Selon les traditions orales d'Ife, le mortel Obàtálá était le fondateur et le Ooni d'Ife à l'époque classique. Sa position de roi (ooni) a été contestée par Odùduwà qui a assumé la direction de la ville pendant un bref moment. Cependant, Obàtálá est parvenu à sortir victorieux de la compétition, ce qui a conduit au meurtre de son frère et rival Odùduwà et à la récupération de son trône, devenant le premier Ooni d'Ife officiel[4],[5],[6],[7],[8].
Dans la mythologie
Obàtálá est une divinité majeure du panthéon yoruba, vénérée pour sa pureté, sa sagesse et son rôle de créateur de l'humanité. Fils du dieu suprême Olorun, il reçoit la mission de créer la Terre. Cependant, une consommation excessive de vin de palme l'empêche d'accomplir cette tâche, laissant ainsi son frère cadet, Oduduwa, façonner le monde à sa place[1],[9].
Tandis qu'Oduduwa est officiellement déclaré Dieu de la Terre, Obàtálá est ridiculisé et chargé, en guise de rédemption, de modeler les êtres humains à partir d'argile. Les imperfections physiques chez l'homme sont attribuées à ses erreurs commises sous l'influence de l'alcool. Reconnaissant ses fautes, il adopte une vie d'abstinence et devient le symbole de la pureté, est vêtu de blanc, couleur qui lui est consacrée[1],[10].
Obàtálá est également associé à la justice, la fertilité et la sagesse. Il est considéré comme le protecteur des personnes vulnérables et est invoqué pour la guérison et la clarté d'esprit[1],[11].
En Afrique
L'Obàtálá primordial

Selon les principes de la religion yoruba, Obàtálá est le plus ancien de tous les orishas et a reçu le pouvoir de créer la Terre. Une tradition veut qu'avant qu'il ne puisse retourner au ciel et faire son rapport à Olodumare, Oduduwa usurpa sa responsabilité (Obàtálá étant ivre à ce moment-là). Il prit la sacoche qu'Olodumare avait donnée à Obatala pour l'aider dans la création et l'utilisa pour créer une terre sur l'océan primitif. Une grande querelle s'ensuivit entre les deux frères et sœurs. Cependant, une évaluation de la religion traditionnelle yoruba montre que chacune des 201 divinités est considérée par leurs descendants et leurs adeptes comme ayant procédé à la création de la terre, ce qui suggère que le commencement du monde est un aspect de la cosmogénèse yoruba associé à de nombreuses divinités dans les panthéons yoruba, au-delà d'Obatala ou d'Oduduwa[12].

(Enregistrements du jeu de données)
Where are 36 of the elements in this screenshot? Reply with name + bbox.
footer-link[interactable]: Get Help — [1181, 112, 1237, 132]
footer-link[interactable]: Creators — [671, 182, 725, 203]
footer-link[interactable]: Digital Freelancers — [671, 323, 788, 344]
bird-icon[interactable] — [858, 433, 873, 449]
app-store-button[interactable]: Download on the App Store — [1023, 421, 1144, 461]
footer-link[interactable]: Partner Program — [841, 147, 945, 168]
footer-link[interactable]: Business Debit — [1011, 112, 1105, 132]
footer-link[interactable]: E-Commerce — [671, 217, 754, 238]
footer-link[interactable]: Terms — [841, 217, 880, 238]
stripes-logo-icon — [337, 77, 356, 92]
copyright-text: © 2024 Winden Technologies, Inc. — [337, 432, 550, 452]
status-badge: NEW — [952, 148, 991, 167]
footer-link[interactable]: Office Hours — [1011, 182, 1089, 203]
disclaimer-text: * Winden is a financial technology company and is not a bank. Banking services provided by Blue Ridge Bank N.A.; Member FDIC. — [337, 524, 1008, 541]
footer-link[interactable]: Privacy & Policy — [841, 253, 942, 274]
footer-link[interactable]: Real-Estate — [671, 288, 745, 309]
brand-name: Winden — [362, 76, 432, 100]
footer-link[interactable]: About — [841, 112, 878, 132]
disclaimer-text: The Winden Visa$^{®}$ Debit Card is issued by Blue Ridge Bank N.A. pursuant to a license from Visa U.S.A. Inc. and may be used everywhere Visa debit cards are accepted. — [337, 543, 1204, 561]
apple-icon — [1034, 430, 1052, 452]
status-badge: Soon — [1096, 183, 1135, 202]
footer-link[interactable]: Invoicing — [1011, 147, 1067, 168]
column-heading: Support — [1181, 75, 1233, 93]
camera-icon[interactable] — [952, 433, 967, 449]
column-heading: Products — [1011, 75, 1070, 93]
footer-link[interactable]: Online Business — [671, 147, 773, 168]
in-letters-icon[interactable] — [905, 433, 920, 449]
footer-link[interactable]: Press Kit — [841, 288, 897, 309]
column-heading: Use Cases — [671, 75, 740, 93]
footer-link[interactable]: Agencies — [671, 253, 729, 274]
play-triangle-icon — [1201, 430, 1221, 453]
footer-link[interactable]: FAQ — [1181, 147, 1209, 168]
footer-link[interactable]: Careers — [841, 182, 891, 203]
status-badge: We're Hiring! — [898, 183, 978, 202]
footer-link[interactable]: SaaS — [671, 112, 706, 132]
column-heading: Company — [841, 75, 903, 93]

Exercices:
• 1. Recopiez à l'identique le passage du texte sur Obàtálá, depuis « Obàtálá est également » jusqu'à « la clarté d'esprit[1],[11]. » inclus.
• 2. D'après le texte sur Obàtálá, avec quelle matière Obàtálá modèle-t-il les êtres humains ?
• 3. Indiquez si chaque affirmation concorde avec le texte sur Obàtálá, en répondant par oui ou non et en citant les mots décisifs du texte.
(a) Obàtálá est le fils du dieu suprême Olorun.
(b) Obàtálá est vêtu de rouge.
(c) Selon les principes de la religion yoruba, Obàtálá est le plus jeune des orishas.
Répondez en vous appuyant uniquement sur le texte.

Corrigé complet:
• 1.
Obàtálá est également associé à la justice, la fertilité et la sagesse. Il est considéré comme le protecteur des personnes vulnérables et est invoqué pour la guérison et la clarté d'esprit[1],[11].

• 2. Avec de l'argile.

• 3.
(a) Oui : « Fils du dieu suprême Olorun ».
(b) Non : « est vêtu de blanc, couleur qui lui est consacrée ».
(c) Non : « Obàtálá est le plus ancien de tous les orishas ».